##### LISTING #####
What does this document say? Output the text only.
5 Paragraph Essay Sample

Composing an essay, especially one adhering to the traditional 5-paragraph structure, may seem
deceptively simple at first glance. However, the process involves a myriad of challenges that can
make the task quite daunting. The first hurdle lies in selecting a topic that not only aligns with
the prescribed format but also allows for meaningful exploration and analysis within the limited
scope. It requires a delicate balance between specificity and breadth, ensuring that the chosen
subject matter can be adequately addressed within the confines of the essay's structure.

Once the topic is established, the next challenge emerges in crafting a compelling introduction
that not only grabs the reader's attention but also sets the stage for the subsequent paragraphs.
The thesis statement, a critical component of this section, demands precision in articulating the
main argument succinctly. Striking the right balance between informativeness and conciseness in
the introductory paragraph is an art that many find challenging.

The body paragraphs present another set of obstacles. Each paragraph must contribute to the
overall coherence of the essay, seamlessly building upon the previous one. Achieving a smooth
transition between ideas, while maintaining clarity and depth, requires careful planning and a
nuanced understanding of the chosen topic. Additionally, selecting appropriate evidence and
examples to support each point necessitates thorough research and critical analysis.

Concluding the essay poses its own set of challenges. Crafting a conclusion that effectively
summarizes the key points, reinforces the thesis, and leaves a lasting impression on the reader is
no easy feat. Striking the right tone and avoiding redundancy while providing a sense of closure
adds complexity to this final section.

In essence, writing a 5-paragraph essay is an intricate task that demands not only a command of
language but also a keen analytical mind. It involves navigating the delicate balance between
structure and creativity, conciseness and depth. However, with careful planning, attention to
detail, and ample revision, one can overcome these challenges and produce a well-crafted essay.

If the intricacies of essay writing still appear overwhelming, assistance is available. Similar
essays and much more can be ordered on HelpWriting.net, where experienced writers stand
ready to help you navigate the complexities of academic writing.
#####
**TASK STATEMENT:** Copy out every line of the data above, exactly as given.

**WRITTEN ANSWER:**
What does this document say? Output the text only.
5 Paragraph Essay Sample

Composing an essay, especially one adhering to the traditional 5-paragraph structure, may seem
deceptively simple at first glance. However, the process involves a myriad of challenges that can
make the task quite daunting. The first hurdle lies in selecting a topic that not only aligns with
the prescribed format but also allows for meaningful exploration and analysis within the limited
scope. It requires a delicate balance between specificity and breadth, ensuring that the chosen
subject matter can be adequately addressed within the confines of the essay's structure.

Once the topic is established, the next challenge emerges in crafting a compelling introduction
that not only grabs the reader's attention but also sets the stage for the subsequent paragraphs.
The thesis statement, a critical component of this section, demands precision in articulating the
main argument succinctly. Striking the right balance between informativeness and conciseness in
the introductory paragraph is an art that many find challenging.

The body paragraphs present another set of obstacles. Each paragraph must contribute to the
overall coherence of the essay, seamlessly building upon the previous one. Achieving a smooth
transition between ideas, while maintaining clarity and depth, requires careful planning and a
nuanced understanding of the chosen topic. Additionally, selecting appropriate evidence and
examples to support each point necessitates thorough research and critical analysis.

Concluding the essay poses its own set of challenges. Crafting a conclusion that effectively
summarizes the key points, reinforces the thesis, and leaves a lasting impression on the reader is
no easy feat. Striking the right tone and avoiding redundancy while providing a sense of closure
adds complexity to this final section.

In essence, writing a 5-paragraph essay is an intricate task that demands not only a command of
language but also a keen analytical mind. It involves navigating the delicate balance between
structure and creativity, conciseness and depth. However, with careful planning, attention to
detail, and ample revision, one can overcome these challenges and produce a well-crafted essay.

If the intricacies of essay writing still appear overwhelming, assistance is available. Similar
essays and much more can be ordered on HelpWriting.net, where experienced writers stand
ready to help you navigate the complexities of academic writing.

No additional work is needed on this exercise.